Rows:
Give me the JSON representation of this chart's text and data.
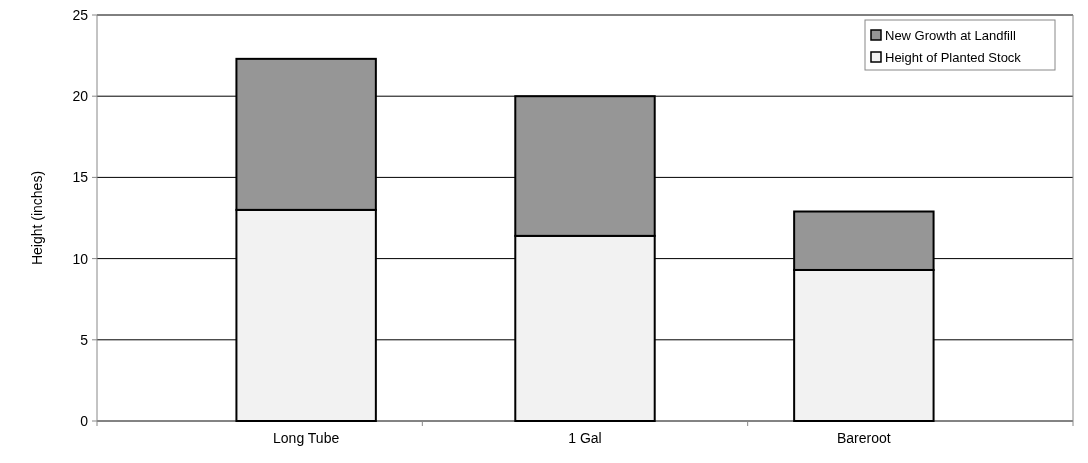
{
  "chart_data": {
    "type": "bar",
    "stacked": true,
    "ylabel": "Height (inches)",
    "categories": [
      "Long Tube",
      "1 Gal",
      "Bareroot"
    ],
    "series": [
      {
        "name": "Height of Planted Stock",
        "color": "#f2f2f2",
        "values": [
          13.0,
          11.4,
          9.3
        ]
      },
      {
        "name": "New Growth at Landfill",
        "color": "#969696",
        "values": [
          9.3,
          8.6,
          3.6
        ]
      }
    ],
    "ylim": [
      0,
      25
    ],
    "yticks": [
      0,
      5,
      10,
      15,
      20,
      25
    ],
    "grid": "y",
    "legend": "top right"
  }
}
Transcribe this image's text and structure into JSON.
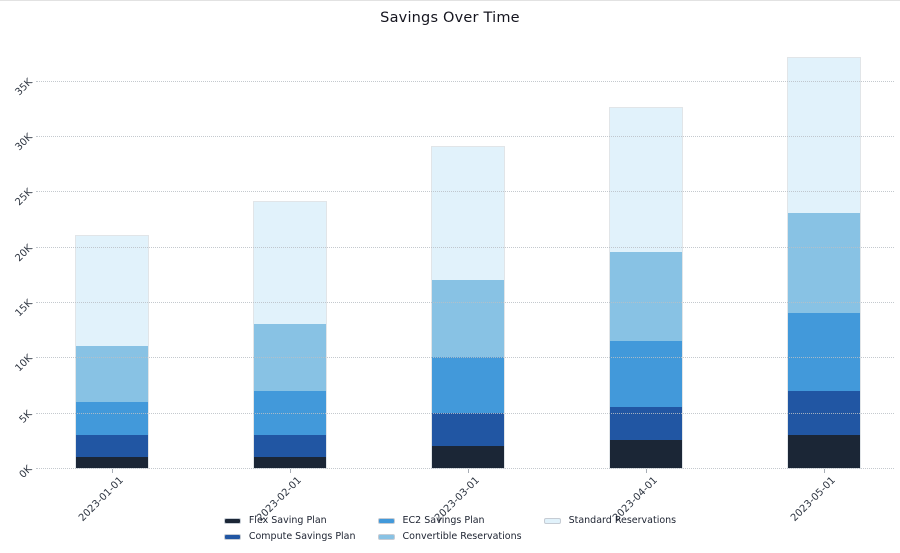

What you should do:
All entries must be written out again exactly as given, with no pictures in the copy.

Answer to the problem:
Give me the JSON representation of this chart's text and data.
{
  "chart_data": {
    "type": "bar",
    "stacked": true,
    "ylabel": "Height (inches)",
    "categories": [
      "Long Tube",
      "1 Gal",
      "Bareroot"
    ],
    "series": [
      {
        "name": "Height of Planted Stock",
        "color": "#f2f2f2",
        "values": [
          13.0,
          11.4,
          9.3
        ]
      },
      {
        "name": "New Growth at Landfill",
        "color": "#969696",
        "values": [
          9.3,
          8.6,
          3.6
        ]
      }
    ],
    "ylim": [
      0,
      25
    ],
    "yticks": [
      0,
      5,
      10,
      15,
      20,
      25
    ],
    "grid": "y",
    "legend": "top right"
  }
}
Transcribe this image's text and structure into JSON.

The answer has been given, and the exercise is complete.